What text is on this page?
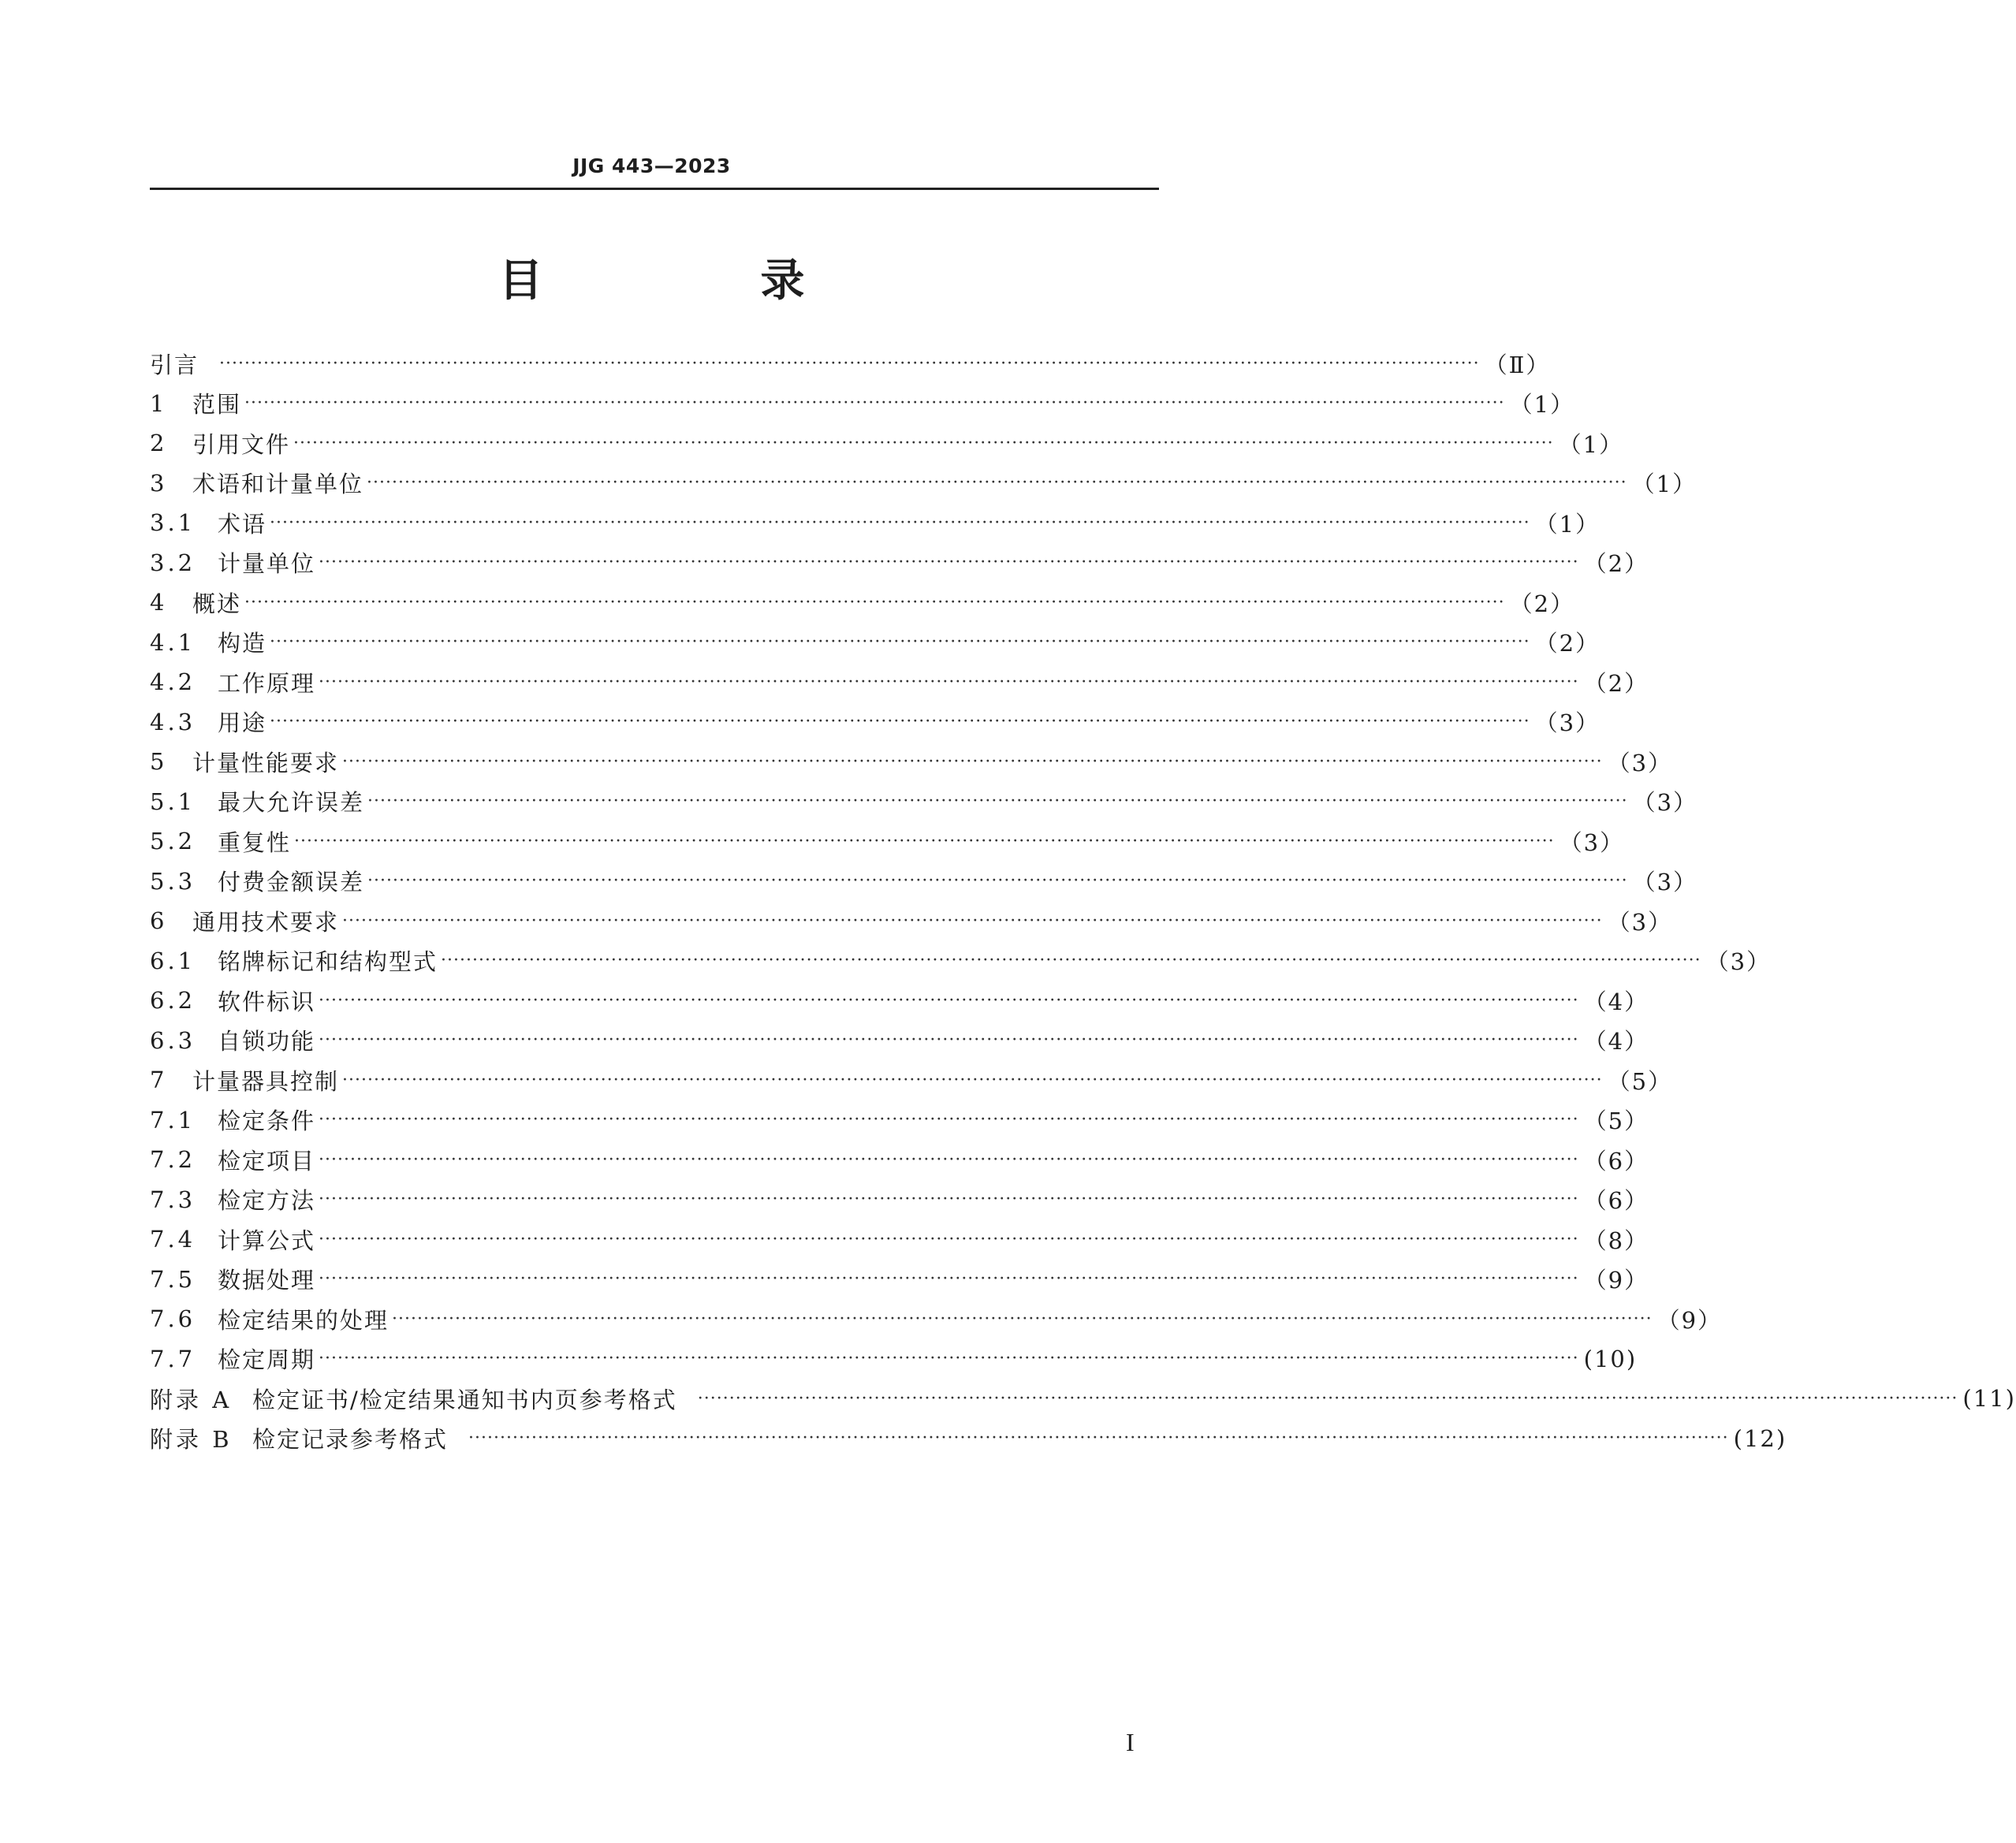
JJG 443—2023
目　录
引言 ········································································································································································································ （Ⅱ）
1	范围 ········································································································································································································ （1）
2	引用文件 ········································································································································································································ （1）
3	术语和计量单位 ········································································································································································································ （1）
3.1 术语 ········································································································································································································ （1）
3.2 计量单位 ········································································································································································································ （2）
4	概述 ········································································································································································································ （2）
4.1 构造 ········································································································································································································ （2）
4.2 工作原理 ········································································································································································································ （2）
4.3 用途 ········································································································································································································ （3）
5	计量性能要求 ········································································································································································································ （3）
5.1 最大允许误差 ········································································································································································································ （3）
5.2 重复性 ········································································································································································································ （3）
5.3 付费金额误差 ········································································································································································································ （3）
6	通用技术要求 ········································································································································································································ （3）
6.1 铭牌标记和结构型式 ········································································································································································································ （3）
6.2 软件标识 ········································································································································································································ （4）
6.3 自锁功能 ········································································································································································································ （4）
7	计量器具控制 ········································································································································································································ （5）
7.1 检定条件 ········································································································································································································ （5）
7.2 检定项目 ········································································································································································································ （6）
7.3 检定方法 ········································································································································································································ （6）
7.4 计算公式 ········································································································································································································ （8）
7.5 数据处理 ········································································································································································································ （9）
7.6 检定结果的处理 ········································································································································································································ （9）
7.7 检定周期 ········································································································································································································ (10)
附录 A 检定证书/检定结果通知书内页参考格式 ········································································································································································································ (11)
附录 B 检定记录参考格式 ········································································································································································································ (12)
I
==========
**Your task:**
Transcribe the records verbatim and omit the images.

**Result of the exercise:**
What text is on this page?
JJG 443—2023
目　录
引言 ········································································································································································································ （Ⅱ）
1	范围 ········································································································································································································ （1）
2	引用文件 ········································································································································································································ （1）
3	术语和计量单位 ········································································································································································································ （1）
3.1 术语 ········································································································································································································ （1）
3.2 计量单位 ········································································································································································································ （2）
4	概述 ········································································································································································································ （2）
4.1 构造 ········································································································································································································ （2）
4.2 工作原理 ········································································································································································································ （2）
4.3 用途 ········································································································································································································ （3）
5	计量性能要求 ········································································································································································································ （3）
5.1 最大允许误差 ········································································································································································································ （3）
5.2 重复性 ········································································································································································································ （3）
5.3 付费金额误差 ········································································································································································································ （3）
6	通用技术要求 ········································································································································································································ （3）
6.1 铭牌标记和结构型式 ········································································································································································································ （3）
6.2 软件标识 ········································································································································································································ （4）
6.3 自锁功能 ········································································································································································································ （4）
7	计量器具控制 ········································································································································································································ （5）
7.1 检定条件 ········································································································································································································ （5）
7.2 检定项目 ········································································································································································································ （6）
7.3 检定方法 ········································································································································································································ （6）
7.4 计算公式 ········································································································································································································ （8）
7.5 数据处理 ········································································································································································································ （9）
7.6 检定结果的处理 ········································································································································································································ （9）
7.7 检定周期 ········································································································································································································ (10)
附录 A 检定证书/检定结果通知书内页参考格式 ········································································································································································································ (11)
附录 B 检定记录参考格式 ········································································································································································································ (12)
I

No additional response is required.